_SHORT TASK_
Reproduce all of the material exactly as shown.

_RECORDS FOR THE TASK_
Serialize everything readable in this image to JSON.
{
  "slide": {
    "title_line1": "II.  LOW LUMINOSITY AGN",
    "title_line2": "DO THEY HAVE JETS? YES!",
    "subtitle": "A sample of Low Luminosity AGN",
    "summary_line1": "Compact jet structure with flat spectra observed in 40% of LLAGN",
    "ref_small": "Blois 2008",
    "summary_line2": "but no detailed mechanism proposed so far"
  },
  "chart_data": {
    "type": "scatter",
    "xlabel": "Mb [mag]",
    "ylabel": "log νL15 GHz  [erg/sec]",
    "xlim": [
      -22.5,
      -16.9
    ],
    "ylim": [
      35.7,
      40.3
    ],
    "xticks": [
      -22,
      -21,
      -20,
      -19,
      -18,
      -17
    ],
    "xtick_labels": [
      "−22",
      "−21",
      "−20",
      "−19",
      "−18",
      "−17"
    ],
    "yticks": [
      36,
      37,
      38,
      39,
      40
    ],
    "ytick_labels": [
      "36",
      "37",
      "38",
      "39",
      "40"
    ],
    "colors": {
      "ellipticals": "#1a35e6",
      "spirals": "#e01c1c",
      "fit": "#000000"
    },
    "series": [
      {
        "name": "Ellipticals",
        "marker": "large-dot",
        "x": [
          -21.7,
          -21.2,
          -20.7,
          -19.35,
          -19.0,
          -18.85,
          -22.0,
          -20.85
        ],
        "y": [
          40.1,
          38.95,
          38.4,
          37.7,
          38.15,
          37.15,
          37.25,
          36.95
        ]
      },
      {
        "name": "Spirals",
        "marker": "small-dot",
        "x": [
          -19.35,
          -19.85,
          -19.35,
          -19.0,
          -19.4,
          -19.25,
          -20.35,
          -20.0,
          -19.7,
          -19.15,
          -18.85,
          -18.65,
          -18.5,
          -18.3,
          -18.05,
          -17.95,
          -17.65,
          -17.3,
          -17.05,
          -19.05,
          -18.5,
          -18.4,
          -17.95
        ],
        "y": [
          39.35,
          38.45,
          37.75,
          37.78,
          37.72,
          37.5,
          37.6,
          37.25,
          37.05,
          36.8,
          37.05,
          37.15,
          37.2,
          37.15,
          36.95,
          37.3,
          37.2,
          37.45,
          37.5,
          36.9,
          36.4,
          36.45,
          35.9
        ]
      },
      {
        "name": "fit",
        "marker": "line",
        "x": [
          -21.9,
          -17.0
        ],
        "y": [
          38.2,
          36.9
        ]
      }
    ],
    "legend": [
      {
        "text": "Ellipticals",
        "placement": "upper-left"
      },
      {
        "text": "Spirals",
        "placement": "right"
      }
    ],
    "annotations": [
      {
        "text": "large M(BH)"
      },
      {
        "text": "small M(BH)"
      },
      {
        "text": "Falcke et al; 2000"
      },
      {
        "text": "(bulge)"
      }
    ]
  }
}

_SOLUTION TO THE EXERCISE_
Serialize everything readable in this image to JSON.
{
  "slide": {
    "title_line1": "II.  LOW LUMINOSITY AGN",
    "title_line2": "DO THEY HAVE JETS? YES!",
    "subtitle": "A sample of Low Luminosity AGN",
    "summary_line1": "Compact jet structure with flat spectra observed in 40% of LLAGN",
    "ref_small": "Blois 2008",
    "summary_line2": "but no detailed mechanism proposed so far"
  },
  "chart_data": {
    "type": "scatter",
    "xlabel": "Mb [mag]",
    "ylabel": "log νL15 GHz  [erg/sec]",
    "xlim": [
      -22.5,
      -16.9
    ],
    "ylim": [
      35.7,
      40.3
    ],
    "xticks": [
      -22,
      -21,
      -20,
      -19,
      -18,
      -17
    ],
    "xtick_labels": [
      "−22",
      "−21",
      "−20",
      "−19",
      "−18",
      "−17"
    ],
    "yticks": [
      36,
      37,
      38,
      39,
      40
    ],
    "ytick_labels": [
      "36",
      "37",
      "38",
      "39",
      "40"
    ],
    "colors": {
      "ellipticals": "#1a35e6",
      "spirals": "#e01c1c",
      "fit": "#000000"
    },
    "series": [
      {
        "name": "Ellipticals",
        "marker": "large-dot",
        "x": [
          -21.7,
          -21.2,
          -20.7,
          -19.35,
          -19.0,
          -18.85,
          -22.0,
          -20.85
        ],
        "y": [
          40.1,
          38.95,
          38.4,
          37.7,
          38.15,
          37.15,
          37.25,
          36.95
        ]
      },
      {
        "name": "Spirals",
        "marker": "small-dot",
        "x": [
          -19.35,
          -19.85,
          -19.35,
          -19.0,
          -19.4,
          -19.25,
          -20.35,
          -20.0,
          -19.7,
          -19.15,
          -18.85,
          -18.65,
          -18.5,
          -18.3,
          -18.05,
          -17.95,
          -17.65,
          -17.3,
          -17.05,
          -19.05,
          -18.5,
          -18.4,
          -17.95
        ],
        "y": [
          39.35,
          38.45,
          37.75,
          37.78,
          37.72,
          37.5,
          37.6,
          37.25,
          37.05,
          36.8,
          37.05,
          37.15,
          37.2,
          37.15,
          36.95,
          37.3,
          37.2,
          37.45,
          37.5,
          36.9,
          36.4,
          36.45,
          35.9
        ]
      },
      {
        "name": "fit",
        "marker": "line",
        "x": [
          -21.9,
          -17.0
        ],
        "y": [
          38.2,
          36.9
        ]
      }
    ],
    "legend": [
      {
        "text": "Ellipticals",
        "placement": "upper-left"
      },
      {
        "text": "Spirals",
        "placement": "right"
      }
    ],
    "annotations": [
      {
        "text": "large M(BH)"
      },
      {
        "text": "small M(BH)"
      },
      {
        "text": "Falcke et al; 2000"
      },
      {
        "text": "(bulge)"
      }
    ]
  }
}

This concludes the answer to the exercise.